SOURCE
────────────────────────────────────────

FEDERAL INCOME TAX TREATMENT
For federal income tax purposes, the Portfolio is required to recognize as
income for each taxable year its net unrealized gains and losses on futures
contracts as of the end of the year as well as those actually realized during
the year. Any gain or loss recognized with respect to a futures contract is
considered to be 60% long term and 40% short term, without regard to the holding
period of the contract. In the case of a futures transaction classified as a
"mixed straddle," the recognition of losses may be deferred to a later taxable
year. The federal income tax treatment of gains or losses from transactions in
options on futures is unclear.
In order for the Portfolio to qualify for federal income tax treatment as a
regulated investment company, at least 90% of its gross income for a taxable
year must be derived from qualifying income. Any net gain realized from the
closing out of futures contracts, for purposes of the 90% requirement, will be
qualifying income. In addition, gains realized on the sale or other disposition
of securities held for less than three months must be limited to less than 30%
of the Portfolio's annual gross income. The Tax Reform Act of 1986 added a
provision which effectively treats both positions in certain hedging
transactions as a single transaction for the purpose of the 30% requirement. The
provision provides that, in the case of any "designated hedge" increases and
decreases in the value of positions of the hedge are to be netted for the
purposes of the 30% requirement. However, in certain situations, in order to
avoid realizing a gain within a three month period, the Portfolio may be
required to defer the closing out of a contract beyond the time when it would
otherwise be advantageous to do so.
RISKS OF FUTURES CONTRACTS
Currency and other financial futures contracts prices are volatile and are
influenced, among other things, by changes in stock prices, market conditions,
prevailing interest rates and anticipation of future stock prices, market
movements or interest rate changes, all of which in turn are affected by
economic conditions, such as government fiscal and monetary policies and
actions, and national and international political and economic events.

────────────────────────────────────────

GIVEN INFORMATION
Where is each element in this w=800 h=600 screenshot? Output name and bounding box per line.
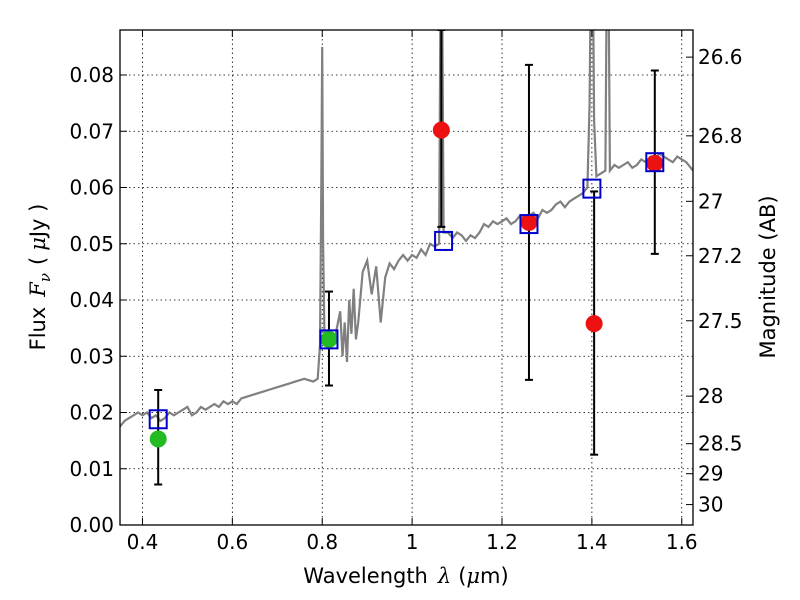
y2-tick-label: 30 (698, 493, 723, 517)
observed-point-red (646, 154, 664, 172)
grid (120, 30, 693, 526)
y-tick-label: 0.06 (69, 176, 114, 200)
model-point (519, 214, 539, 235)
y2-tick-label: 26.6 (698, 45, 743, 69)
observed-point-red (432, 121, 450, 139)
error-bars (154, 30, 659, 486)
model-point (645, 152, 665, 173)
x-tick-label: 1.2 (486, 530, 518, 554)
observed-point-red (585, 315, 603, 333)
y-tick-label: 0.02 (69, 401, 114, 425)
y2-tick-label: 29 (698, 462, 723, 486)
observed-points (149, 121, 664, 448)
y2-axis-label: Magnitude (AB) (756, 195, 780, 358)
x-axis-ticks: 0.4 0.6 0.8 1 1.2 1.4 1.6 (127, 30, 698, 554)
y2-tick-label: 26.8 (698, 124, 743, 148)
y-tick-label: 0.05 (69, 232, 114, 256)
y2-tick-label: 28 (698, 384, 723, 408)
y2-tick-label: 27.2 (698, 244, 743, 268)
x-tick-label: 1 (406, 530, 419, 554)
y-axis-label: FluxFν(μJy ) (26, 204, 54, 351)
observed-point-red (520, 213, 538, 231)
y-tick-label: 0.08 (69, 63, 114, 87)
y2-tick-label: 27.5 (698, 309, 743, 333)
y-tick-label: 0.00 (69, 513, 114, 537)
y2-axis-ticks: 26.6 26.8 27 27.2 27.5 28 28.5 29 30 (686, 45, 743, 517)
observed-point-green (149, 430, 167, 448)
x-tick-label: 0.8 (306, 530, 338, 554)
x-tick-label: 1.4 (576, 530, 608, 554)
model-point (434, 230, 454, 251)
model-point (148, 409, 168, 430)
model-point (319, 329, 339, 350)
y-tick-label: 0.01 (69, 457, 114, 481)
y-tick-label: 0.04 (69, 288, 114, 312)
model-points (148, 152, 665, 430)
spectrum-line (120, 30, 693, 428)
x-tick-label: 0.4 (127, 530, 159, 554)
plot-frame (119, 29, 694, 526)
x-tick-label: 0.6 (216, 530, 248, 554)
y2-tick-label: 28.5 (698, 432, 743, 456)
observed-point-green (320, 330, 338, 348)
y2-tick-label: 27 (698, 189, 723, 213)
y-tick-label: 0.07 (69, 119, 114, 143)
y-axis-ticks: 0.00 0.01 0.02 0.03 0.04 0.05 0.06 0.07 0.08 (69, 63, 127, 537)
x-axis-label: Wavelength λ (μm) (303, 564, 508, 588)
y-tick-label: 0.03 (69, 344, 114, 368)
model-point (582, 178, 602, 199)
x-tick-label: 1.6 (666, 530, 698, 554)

────────────────────────────────────────

GIVEN PROBLEM A
In the passage on federal income tax treatment of futures, what share of a recognized gain or loss on a futures contract counts as long term?
GIVEN PROBLEM B
Copy word for word the stretch of the futures tax passage from "RISKS OF FUTURES" through "and economic events.".

CORRECT OUTPUT A
60% of the gain or loss is long term. The other 40% is short term.

CORRECT OUTPUT B
RISKS OF FUTURES CONTRACTS
Currency and other financial futures contracts prices are volatile and are
influenced, among other things, by changes in stock prices, market conditions,
prevailing interest rates and anticipation of future stock prices, market
movements or interest rate changes, all of which in turn are affected by
economic conditions, such as government fiscal and monetary policies and
actions, and national and international political and economic events.